» **Exercise objective**: Go through the material below, find each line with the word "puffs", and copy those lines.

» **Provided information**:
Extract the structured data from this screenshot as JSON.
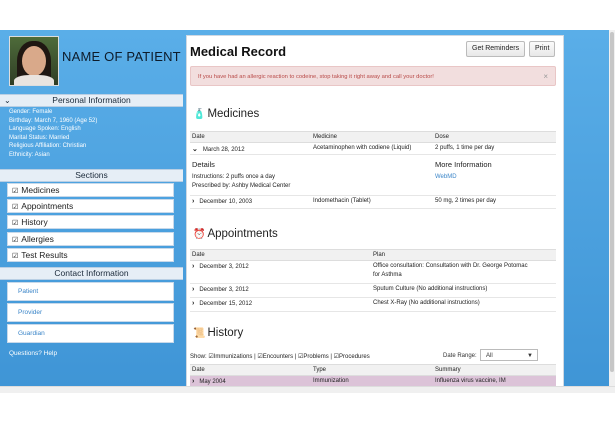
{
  "patient": {
    "name": "NAME OF PATIENT",
    "personal_info_heading": "Personal Information",
    "info": [
      "Gender: Female",
      "Birthday: March 7, 1960 (Age 52)",
      "Language Spoken: English",
      "Marital Status: Married",
      "Religious Affiliation: Christian",
      "Ethnicity: Asian"
    ]
  },
  "sidebar": {
    "sections_heading": "Sections",
    "sections": [
      "Medicines",
      "Appointments",
      "History",
      "Allergies",
      "Test Results"
    ],
    "contact_heading": "Contact Information",
    "contacts": [
      "Patient",
      "Provider",
      "Guardian"
    ],
    "help": "Questions? Help"
  },
  "record": {
    "title": "Medical Record",
    "get_reminders": "Get Reminders",
    "print": "Print",
    "alert": "If you have had an allergic reaction to codeine, stop taking it right away and call your doctor!",
    "alert_close": "×"
  },
  "medicines": {
    "heading": "Medicines",
    "columns": [
      "Date",
      "Medicine",
      "Dose"
    ],
    "rows": [
      {
        "date": "March 28, 2012",
        "medicine": "Acetaminophen with codiene (Liquid)",
        "dose": "2 puffs, 1 time per day"
      },
      {
        "date": "December 10, 2003",
        "medicine": "Indomethacin (Tablet)",
        "dose": "50 mg, 2 times per day"
      }
    ],
    "details_label": "Details",
    "details_lines": [
      "Instructions: 2 puffs once a day",
      "Prescribed by: Ashby Medical Center"
    ],
    "more_info_label": "More Information",
    "more_info_link": "WebMD"
  },
  "appointments": {
    "heading": "Appointments",
    "columns": [
      "Date",
      "Plan"
    ],
    "rows": [
      {
        "date": "December 3, 2012",
        "plan": "Office consultation: Consultation with Dr. George Potomac",
        "plan2": "for Asthma"
      },
      {
        "date": "December 3, 2012",
        "plan": "Sputum Culture (No additional instructions)"
      },
      {
        "date": "December 15, 2012",
        "plan": "Chest X-Ray (No additional instructions)"
      }
    ]
  },
  "history": {
    "heading": "History",
    "show_label": "Show:",
    "filters": [
      "Immunizations",
      "Encounters",
      "Problems",
      "Procedures"
    ],
    "date_range_label": "Date Range:",
    "date_range_value": "All",
    "columns": [
      "Date",
      "Type",
      "Summary"
    ],
    "rows": [
      {
        "date": "May 2004",
        "type": "Immunization",
        "summary": "Influenza virus vaccine, IM"
      }
    ]
  }
}
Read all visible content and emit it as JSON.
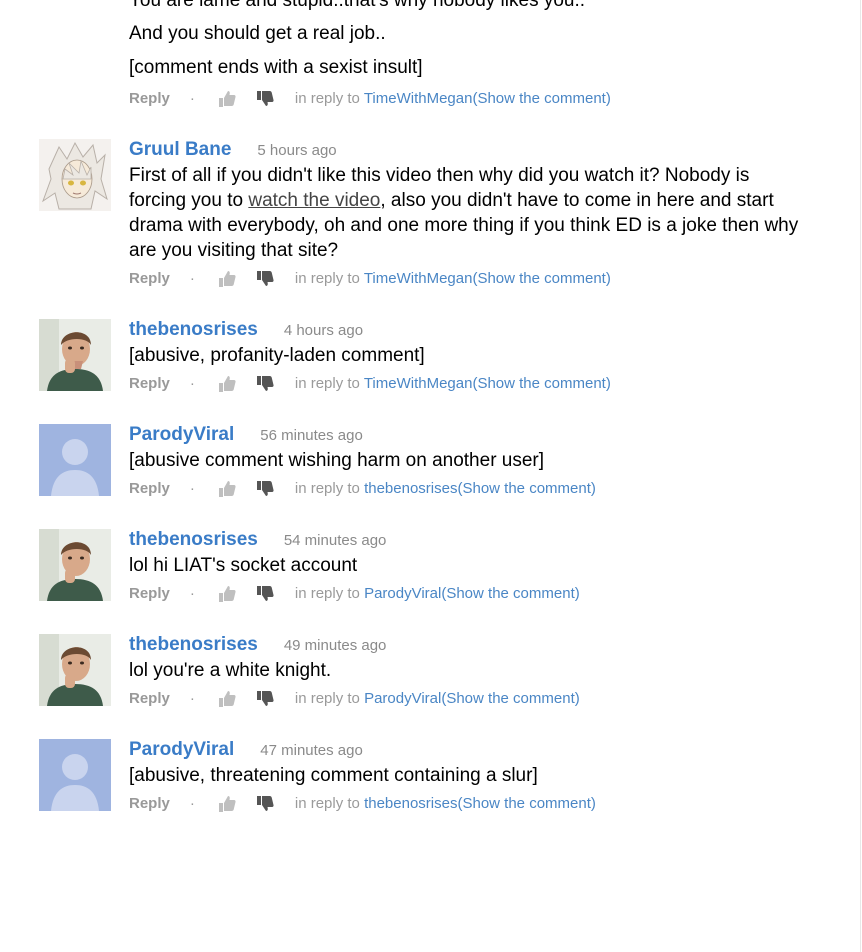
{
  "ui": {
    "reply_label": "Reply",
    "dot": "·",
    "in_reply_to": "in reply to",
    "show_comment": "(Show the comment)"
  },
  "comments": [
    {
      "author": "",
      "time": "",
      "avatar": "none",
      "lines": [
        "You are lame and stupid..that's why nobody likes you..",
        "And you should get a real job..",
        "[comment ends with a sexist insult]"
      ],
      "reply_to": "TimeWithMegan"
    },
    {
      "author": "Gruul Bane",
      "time": "5 hours ago",
      "avatar": "anime",
      "text_before_link": "First of all if you didn't like this video then why did you watch it? Nobody is forcing you to ",
      "link_text": "watch the video",
      "text_after_link": ", also you didn't have to come in here and start drama with everybody, oh and one more thing if you think ED is a joke then why are you visiting that site?",
      "reply_to": "TimeWithMegan"
    },
    {
      "author": "thebenosrises",
      "time": "4 hours ago",
      "avatar": "person",
      "text": "[abusive, profanity-laden comment]",
      "reply_to": "TimeWithMegan"
    },
    {
      "author": "ParodyViral",
      "time": "56 minutes ago",
      "avatar": "default",
      "text": "[abusive comment wishing harm on another user]",
      "reply_to": "thebenosrises"
    },
    {
      "author": "thebenosrises",
      "time": "54 minutes ago",
      "avatar": "person",
      "text": "lol hi LIAT's socket account",
      "reply_to": "ParodyViral"
    },
    {
      "author": "thebenosrises",
      "time": "49 minutes ago",
      "avatar": "person",
      "text": "lol you're a white knight.",
      "reply_to": "ParodyViral"
    },
    {
      "author": "ParodyViral",
      "time": "47 minutes ago",
      "avatar": "default",
      "text": "[abusive, threatening comment containing a slur]",
      "reply_to": "thebenosrises"
    }
  ]
}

» **Exercise output**:
        "dose": "2 puffs, 1 time per day"
      "Instructions: 2 puffs once a day",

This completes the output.